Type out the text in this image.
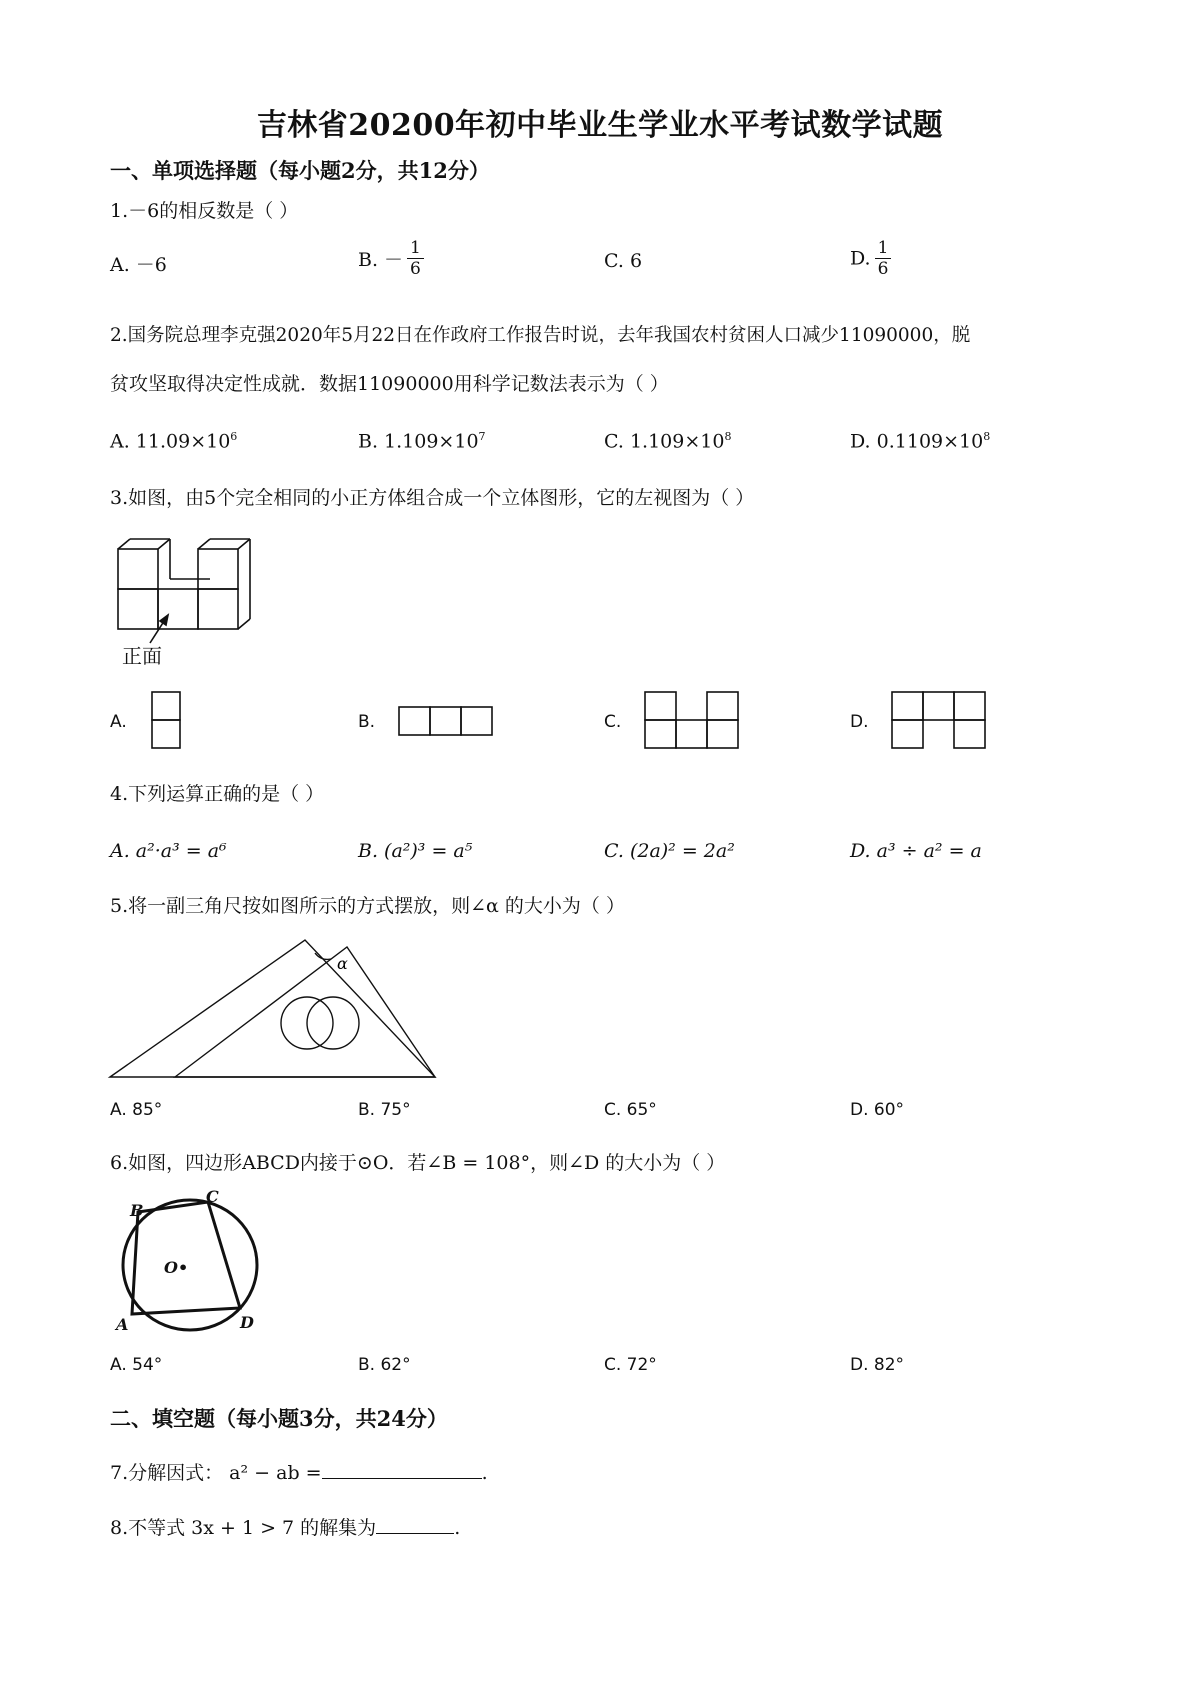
吉林省20200年初中毕业生学业水平考试数学试题
一、单项选择题（每小题2分，共12分）
1.－6的相反数是（ ）
A. －6	B. － $\frac{1}{6}$	C. 6	D. $\frac{1}{6}$
2.国务院总理李克强2020年5月22日在作政府工作报告时说，去年我国农村贫困人口减少11090000，脱
贫攻坚取得决定性成就．数据11090000用科学记数法表示为（ ）
A. $11.09\times 10^6$	B. $1.109\times 10^7$	C. $1.109\times 10^8$	D. $0.1109\times 10^8$
3.如图，由5个完全相同的小正方体组合成一个立体图形，它的左视图为（ ）
正面
A.	B.	C.	D.
4.下列运算正确的是（ ）
A. a²·a³ = a⁶	B. (a²)³ = a⁵	C. (2a)² = 2a²	D. a³ ÷ a² = a
5.将一副三角尺按如图所示的方式摆放，则∠α 的大小为（ ）
α
A. 85°	B. 75°	C. 65°	D. 60°
6.如图，四边形ABCD内接于⊙O．若∠B = 108°，则∠D 的大小为（ ）
B
C
O•
A	D
A. 54°	B. 62°	C. 72°	D. 82°
二、填空题（每小题3分，共24分）
7.分解因式： a² − ab =	.
8.不等式 3x + 1 > 7 的解集为	.
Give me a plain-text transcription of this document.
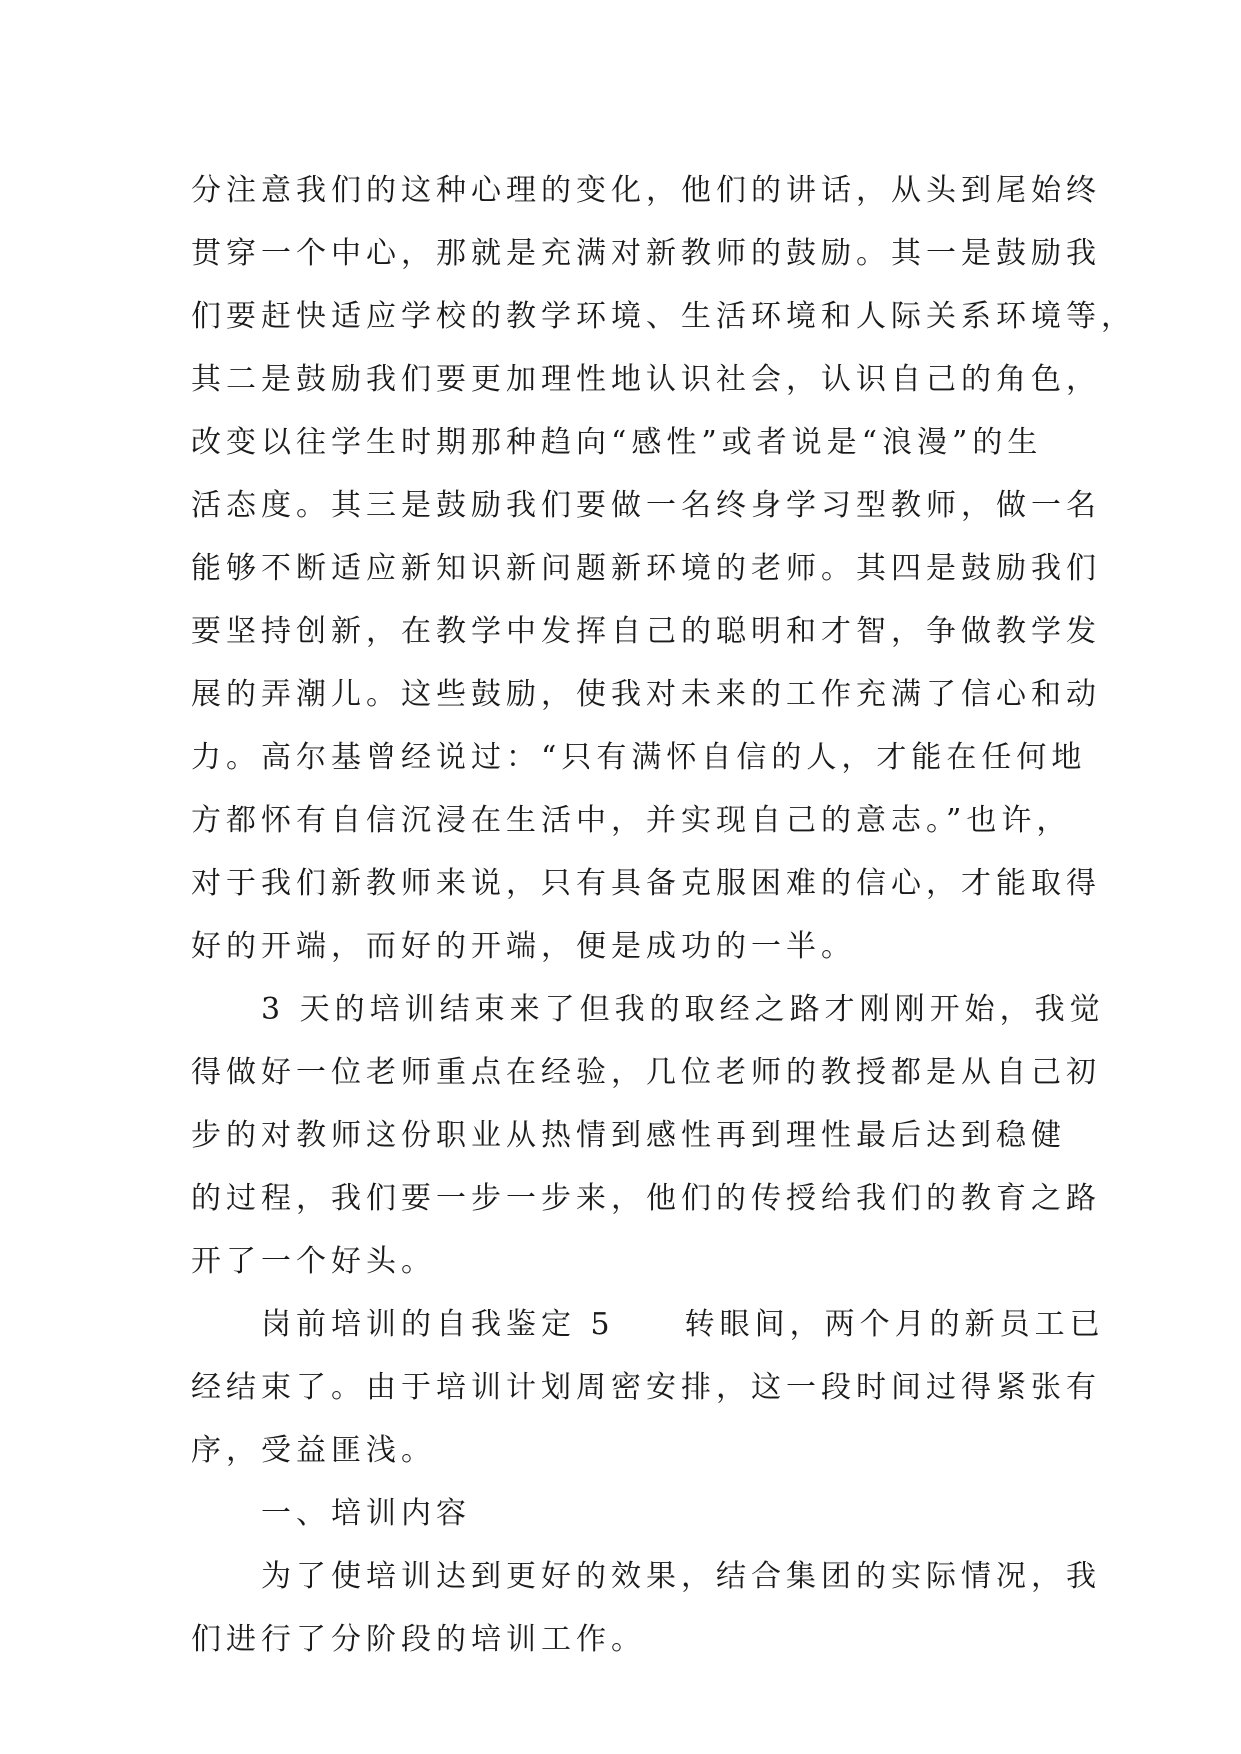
分注意我们的这种心理的变化，他们的讲话，从头到尾始终
贯穿一个中心，那就是充满对新教师的鼓励。其一是鼓励我
们要赶快适应学校的教学环境、生活环境和人际关系环境等，
其二是鼓励我们要更加理性地认识社会，认识自己的角色，
改变以往学生时期那种趋向“感性”或者说是“浪漫”的生
活态度。其三是鼓励我们要做一名终身学习型教师，做一名
能够不断适应新知识新问题新环境的老师。其四是鼓励我们
要坚持创新，在教学中发挥自己的聪明和才智，争做教学发
展的弄潮儿。这些鼓励，使我对未来的工作充满了信心和动
力。高尔基曾经说过：“只有满怀自信的人，才能在任何地
方都怀有自信沉浸在生活中，并实现自己的意志。”也许，
对于我们新教师来说，只有具备克服困难的信心，才能取得
好的开端，而好的开端，便是成功的一半。
　　3 天的培训结束来了但我的取经之路才刚刚开始，我觉
得做好一位老师重点在经验，几位老师的教授都是从自己初
步的对教师这份职业从热情到感性再到理性最后达到稳健
的过程，我们要一步一步来，他们的传授给我们的教育之路
开了一个好头。
　　岗前培训的自我鉴定 5　　转眼间，两个月的新员工已
经结束了。由于培训计划周密安排，这一段时间过得紧张有
序，受益匪浅。
　　一、培训内容
　　为了使培训达到更好的效果，结合集团的实际情况，我
们进行了分阶段的培训工作。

• • • • • • •

Problem to work on>
Filter the entries down to the lines with the word "的大小为" in them.

Solution for this exercise>
5.将一副三角尺按如图所示的方式摆放，则∠α 的大小为（ ）
6.如图，四边形ABCD内接于⊙O．若∠B = 108°，则∠D 的大小为（ ）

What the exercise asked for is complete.